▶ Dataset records
## BEGIN

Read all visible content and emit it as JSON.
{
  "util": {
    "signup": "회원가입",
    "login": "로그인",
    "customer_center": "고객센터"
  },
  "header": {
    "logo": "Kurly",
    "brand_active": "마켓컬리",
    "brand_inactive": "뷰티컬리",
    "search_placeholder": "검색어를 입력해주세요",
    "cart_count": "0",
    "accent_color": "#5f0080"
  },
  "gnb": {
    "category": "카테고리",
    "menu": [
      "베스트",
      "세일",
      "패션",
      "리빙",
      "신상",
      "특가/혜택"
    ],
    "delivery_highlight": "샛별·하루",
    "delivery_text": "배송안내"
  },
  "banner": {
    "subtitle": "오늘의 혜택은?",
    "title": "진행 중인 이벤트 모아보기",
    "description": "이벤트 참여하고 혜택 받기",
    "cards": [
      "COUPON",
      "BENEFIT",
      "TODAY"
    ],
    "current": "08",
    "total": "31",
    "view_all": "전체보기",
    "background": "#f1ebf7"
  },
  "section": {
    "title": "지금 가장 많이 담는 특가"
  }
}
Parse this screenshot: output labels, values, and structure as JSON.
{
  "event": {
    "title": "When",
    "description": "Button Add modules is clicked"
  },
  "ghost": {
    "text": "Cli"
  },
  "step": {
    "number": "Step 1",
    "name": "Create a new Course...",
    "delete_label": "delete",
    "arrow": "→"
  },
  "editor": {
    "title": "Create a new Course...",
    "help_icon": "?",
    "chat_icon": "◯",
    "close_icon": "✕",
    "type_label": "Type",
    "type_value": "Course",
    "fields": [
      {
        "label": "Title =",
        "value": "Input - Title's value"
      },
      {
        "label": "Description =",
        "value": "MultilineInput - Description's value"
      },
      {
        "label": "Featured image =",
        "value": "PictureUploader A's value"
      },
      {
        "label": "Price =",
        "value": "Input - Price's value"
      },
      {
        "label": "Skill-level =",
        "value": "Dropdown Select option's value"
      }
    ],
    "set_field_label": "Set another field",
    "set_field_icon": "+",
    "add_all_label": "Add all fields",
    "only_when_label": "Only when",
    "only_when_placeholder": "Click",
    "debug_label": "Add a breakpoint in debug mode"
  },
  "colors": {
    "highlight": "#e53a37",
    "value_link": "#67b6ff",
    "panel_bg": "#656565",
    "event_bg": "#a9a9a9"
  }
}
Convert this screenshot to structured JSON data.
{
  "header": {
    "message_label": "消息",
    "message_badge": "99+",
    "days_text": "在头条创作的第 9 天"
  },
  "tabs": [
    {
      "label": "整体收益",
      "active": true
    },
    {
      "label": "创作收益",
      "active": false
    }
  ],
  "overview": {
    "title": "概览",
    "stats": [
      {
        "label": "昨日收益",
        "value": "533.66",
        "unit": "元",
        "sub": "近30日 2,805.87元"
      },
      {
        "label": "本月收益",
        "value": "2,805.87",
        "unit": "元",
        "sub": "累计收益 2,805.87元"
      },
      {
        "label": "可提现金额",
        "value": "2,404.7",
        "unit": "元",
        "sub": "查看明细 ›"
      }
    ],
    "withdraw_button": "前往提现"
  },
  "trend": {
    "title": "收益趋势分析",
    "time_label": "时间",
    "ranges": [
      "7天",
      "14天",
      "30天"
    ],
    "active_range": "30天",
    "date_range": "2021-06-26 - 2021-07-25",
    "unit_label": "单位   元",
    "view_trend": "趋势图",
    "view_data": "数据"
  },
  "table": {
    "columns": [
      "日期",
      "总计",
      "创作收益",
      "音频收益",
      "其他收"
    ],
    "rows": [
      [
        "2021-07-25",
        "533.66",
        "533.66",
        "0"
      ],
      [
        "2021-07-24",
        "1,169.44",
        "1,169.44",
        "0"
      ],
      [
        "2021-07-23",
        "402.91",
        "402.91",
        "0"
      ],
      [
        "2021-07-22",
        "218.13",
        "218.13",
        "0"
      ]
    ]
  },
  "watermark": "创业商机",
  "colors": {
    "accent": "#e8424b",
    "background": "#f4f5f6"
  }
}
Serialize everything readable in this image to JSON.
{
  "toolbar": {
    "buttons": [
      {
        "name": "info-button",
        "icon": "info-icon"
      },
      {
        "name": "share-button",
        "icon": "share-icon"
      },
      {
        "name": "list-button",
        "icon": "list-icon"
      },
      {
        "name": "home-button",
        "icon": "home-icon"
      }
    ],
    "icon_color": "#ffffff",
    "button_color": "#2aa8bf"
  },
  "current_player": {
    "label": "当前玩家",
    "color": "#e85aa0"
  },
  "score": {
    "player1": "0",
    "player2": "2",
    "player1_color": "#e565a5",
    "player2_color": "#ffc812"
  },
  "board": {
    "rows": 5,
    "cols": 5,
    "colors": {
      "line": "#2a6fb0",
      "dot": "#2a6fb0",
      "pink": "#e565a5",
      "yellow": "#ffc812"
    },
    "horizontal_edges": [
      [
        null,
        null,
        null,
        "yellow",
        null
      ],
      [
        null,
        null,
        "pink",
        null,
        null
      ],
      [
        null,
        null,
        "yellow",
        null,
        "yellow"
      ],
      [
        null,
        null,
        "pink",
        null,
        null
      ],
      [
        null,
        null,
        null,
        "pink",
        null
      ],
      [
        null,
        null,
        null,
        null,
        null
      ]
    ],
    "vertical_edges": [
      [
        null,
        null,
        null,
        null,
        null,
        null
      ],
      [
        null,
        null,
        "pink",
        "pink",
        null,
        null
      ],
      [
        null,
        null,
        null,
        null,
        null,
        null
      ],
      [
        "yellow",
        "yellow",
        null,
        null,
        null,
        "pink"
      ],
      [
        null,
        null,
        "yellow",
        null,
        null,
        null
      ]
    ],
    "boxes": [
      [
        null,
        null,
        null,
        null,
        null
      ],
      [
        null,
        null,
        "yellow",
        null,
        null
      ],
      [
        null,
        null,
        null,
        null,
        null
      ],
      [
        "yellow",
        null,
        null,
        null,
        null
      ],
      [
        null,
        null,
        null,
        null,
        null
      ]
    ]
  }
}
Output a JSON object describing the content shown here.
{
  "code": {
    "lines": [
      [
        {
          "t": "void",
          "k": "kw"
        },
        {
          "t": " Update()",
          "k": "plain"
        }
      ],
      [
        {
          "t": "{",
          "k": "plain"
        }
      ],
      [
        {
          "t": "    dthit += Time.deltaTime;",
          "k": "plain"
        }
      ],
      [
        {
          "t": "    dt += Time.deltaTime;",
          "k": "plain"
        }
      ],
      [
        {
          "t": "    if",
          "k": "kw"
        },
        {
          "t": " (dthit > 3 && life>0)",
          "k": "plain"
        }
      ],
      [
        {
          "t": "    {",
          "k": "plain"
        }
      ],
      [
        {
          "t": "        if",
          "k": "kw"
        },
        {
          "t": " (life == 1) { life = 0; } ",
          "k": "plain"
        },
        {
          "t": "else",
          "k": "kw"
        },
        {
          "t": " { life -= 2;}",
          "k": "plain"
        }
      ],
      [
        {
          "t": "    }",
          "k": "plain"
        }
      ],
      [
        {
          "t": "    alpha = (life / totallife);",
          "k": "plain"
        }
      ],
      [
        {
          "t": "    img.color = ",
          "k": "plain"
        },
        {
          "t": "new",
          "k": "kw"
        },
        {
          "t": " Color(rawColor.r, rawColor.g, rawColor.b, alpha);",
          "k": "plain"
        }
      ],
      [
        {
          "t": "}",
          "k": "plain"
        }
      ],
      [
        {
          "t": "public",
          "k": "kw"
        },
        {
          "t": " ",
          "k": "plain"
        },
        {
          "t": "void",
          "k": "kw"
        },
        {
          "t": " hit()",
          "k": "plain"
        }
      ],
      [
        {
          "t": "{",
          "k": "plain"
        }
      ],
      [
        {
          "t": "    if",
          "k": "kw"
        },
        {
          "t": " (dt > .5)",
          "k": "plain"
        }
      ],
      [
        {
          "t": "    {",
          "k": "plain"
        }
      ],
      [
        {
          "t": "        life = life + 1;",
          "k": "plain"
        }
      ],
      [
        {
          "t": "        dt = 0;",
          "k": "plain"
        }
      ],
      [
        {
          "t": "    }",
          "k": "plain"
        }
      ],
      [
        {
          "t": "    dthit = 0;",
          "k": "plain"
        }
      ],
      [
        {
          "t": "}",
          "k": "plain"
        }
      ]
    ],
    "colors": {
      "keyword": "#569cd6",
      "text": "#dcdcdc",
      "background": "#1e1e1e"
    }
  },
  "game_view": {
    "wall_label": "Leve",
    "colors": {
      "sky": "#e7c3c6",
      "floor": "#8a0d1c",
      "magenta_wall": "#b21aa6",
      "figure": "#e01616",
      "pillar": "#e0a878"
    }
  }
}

## END

▶ Set exercise
Go through the lines above. Select every one that has the string "dthit".

▶ Written solution
          "t": "    dthit += Time.deltaTime;",
          "t": " (dthit > 3 && life>0)",
          "t": "    dthit = 0;",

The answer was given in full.